### Directions
Copy all lines below containing "Локальный".

### Data supplied
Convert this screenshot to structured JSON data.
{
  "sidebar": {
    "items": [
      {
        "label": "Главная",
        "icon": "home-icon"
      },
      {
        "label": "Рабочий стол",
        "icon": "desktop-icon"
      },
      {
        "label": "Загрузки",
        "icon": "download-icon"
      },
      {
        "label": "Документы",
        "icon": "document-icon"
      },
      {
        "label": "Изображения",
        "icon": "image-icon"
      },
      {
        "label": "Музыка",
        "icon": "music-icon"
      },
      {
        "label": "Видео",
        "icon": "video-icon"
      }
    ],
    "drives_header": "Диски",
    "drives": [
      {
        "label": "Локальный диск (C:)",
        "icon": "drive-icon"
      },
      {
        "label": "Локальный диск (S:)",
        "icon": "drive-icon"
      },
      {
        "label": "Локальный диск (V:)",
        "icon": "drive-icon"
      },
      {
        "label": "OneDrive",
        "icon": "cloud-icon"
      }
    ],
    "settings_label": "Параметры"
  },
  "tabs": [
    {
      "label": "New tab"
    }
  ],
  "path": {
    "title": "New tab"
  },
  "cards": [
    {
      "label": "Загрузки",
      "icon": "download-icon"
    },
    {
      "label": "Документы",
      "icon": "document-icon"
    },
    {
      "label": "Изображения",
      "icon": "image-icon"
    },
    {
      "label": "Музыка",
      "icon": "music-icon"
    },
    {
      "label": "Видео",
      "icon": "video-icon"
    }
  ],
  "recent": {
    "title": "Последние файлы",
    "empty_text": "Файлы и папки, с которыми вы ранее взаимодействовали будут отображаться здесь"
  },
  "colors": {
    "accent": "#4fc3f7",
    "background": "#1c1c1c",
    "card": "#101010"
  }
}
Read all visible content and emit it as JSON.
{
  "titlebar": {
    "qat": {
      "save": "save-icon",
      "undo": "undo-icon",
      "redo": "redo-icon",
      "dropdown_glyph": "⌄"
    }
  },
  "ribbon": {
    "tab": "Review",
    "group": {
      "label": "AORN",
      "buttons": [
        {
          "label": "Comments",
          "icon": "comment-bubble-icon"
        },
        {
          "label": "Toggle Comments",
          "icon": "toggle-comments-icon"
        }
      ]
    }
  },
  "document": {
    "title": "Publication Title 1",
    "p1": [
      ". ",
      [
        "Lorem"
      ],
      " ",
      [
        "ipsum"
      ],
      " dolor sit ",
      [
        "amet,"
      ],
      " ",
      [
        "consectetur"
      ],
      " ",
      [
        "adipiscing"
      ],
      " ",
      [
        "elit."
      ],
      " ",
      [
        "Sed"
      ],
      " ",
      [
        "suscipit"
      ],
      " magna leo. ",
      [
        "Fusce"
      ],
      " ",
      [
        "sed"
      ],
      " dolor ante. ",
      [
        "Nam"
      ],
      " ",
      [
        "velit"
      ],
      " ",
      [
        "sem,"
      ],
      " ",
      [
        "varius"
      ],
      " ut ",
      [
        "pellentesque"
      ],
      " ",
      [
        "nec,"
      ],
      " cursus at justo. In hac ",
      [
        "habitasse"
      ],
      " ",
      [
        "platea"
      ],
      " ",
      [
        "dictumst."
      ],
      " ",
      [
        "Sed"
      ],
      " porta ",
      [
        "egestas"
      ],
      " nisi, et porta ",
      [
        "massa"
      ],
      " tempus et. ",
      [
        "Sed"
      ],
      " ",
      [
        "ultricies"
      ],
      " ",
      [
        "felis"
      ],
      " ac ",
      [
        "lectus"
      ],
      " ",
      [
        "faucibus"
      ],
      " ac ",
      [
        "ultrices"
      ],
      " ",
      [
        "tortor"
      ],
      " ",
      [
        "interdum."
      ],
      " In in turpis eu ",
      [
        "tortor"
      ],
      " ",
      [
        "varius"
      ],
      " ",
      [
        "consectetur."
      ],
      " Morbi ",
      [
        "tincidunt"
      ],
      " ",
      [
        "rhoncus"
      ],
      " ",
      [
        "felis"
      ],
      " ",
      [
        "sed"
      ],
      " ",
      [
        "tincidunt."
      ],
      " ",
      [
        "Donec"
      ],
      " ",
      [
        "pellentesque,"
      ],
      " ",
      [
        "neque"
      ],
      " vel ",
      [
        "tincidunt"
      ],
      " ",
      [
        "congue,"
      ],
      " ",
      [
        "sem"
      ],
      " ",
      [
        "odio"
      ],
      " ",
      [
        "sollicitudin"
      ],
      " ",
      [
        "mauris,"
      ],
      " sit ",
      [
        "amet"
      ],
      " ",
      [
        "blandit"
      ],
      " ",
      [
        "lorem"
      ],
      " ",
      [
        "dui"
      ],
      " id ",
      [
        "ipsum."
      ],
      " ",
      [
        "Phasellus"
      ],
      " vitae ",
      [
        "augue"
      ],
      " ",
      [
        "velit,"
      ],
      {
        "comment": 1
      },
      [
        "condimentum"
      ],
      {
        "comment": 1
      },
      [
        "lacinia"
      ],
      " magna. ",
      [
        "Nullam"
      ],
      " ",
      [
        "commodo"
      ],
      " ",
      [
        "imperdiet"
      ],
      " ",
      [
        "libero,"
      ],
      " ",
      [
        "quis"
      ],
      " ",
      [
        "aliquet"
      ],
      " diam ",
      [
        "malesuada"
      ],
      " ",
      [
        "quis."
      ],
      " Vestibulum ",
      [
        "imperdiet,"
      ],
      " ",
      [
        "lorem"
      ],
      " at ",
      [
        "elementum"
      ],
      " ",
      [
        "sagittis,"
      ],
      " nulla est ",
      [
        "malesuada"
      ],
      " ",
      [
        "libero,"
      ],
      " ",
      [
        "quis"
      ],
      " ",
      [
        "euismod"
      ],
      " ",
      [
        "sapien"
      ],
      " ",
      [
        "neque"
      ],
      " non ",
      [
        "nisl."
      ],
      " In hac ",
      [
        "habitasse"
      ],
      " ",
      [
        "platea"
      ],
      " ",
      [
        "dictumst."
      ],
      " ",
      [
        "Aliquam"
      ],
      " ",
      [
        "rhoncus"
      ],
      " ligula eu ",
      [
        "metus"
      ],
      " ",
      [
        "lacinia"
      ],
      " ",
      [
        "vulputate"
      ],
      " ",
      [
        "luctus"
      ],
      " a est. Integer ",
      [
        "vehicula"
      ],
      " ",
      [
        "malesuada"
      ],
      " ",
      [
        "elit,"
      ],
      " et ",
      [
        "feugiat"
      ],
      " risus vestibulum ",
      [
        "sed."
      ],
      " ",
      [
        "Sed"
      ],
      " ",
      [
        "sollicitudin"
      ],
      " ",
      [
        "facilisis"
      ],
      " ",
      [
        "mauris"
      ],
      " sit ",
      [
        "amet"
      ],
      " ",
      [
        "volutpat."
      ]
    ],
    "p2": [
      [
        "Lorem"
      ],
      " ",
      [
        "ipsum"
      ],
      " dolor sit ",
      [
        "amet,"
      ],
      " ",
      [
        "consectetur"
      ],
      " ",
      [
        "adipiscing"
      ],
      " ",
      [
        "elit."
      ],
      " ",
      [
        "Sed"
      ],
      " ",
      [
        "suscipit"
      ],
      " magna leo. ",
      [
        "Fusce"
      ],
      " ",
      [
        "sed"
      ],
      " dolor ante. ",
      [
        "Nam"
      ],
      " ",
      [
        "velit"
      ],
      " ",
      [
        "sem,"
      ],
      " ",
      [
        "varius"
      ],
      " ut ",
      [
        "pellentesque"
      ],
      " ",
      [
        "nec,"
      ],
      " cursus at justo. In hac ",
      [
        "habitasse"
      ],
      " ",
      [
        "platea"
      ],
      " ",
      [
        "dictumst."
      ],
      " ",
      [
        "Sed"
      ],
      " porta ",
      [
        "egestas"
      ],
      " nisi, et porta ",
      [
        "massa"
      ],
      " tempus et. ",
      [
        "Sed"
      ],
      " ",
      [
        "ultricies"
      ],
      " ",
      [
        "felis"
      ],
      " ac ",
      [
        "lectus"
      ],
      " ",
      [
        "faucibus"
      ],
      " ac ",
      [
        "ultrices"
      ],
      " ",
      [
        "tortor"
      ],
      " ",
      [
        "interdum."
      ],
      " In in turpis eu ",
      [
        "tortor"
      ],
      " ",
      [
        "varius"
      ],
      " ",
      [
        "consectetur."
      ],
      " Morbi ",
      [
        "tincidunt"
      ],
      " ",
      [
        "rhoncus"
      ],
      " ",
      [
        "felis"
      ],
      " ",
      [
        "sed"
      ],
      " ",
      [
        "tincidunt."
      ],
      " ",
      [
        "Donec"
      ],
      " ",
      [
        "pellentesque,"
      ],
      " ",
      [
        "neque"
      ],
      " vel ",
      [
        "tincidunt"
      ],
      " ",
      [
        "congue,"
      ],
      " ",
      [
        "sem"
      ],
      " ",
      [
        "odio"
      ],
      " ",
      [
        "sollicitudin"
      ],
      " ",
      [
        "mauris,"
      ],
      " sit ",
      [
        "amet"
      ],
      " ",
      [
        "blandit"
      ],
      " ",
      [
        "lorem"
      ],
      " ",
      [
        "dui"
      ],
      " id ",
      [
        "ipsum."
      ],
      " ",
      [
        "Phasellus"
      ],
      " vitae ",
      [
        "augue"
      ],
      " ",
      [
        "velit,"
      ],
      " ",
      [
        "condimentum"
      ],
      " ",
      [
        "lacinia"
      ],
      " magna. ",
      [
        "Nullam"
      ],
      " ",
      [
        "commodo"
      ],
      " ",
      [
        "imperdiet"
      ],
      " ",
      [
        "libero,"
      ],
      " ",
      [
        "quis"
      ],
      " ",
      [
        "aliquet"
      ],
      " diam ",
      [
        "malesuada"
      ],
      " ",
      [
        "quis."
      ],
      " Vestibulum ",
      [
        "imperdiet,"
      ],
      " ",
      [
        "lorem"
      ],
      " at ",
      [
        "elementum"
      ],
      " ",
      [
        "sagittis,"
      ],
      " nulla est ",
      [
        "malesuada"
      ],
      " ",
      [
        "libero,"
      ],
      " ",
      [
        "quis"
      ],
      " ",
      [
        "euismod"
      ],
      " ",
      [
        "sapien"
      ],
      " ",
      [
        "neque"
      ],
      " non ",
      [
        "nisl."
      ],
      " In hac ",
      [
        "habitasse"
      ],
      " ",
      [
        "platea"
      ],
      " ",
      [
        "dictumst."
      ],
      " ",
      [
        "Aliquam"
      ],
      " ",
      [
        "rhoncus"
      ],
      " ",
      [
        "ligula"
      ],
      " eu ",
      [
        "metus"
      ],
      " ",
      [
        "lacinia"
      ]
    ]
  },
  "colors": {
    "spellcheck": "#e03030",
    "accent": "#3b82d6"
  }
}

### Correct answer
        "label": "Локальный диск (C:)",
        "label": "Локальный диск (S:)",
        "label": "Локальный диск (V:)",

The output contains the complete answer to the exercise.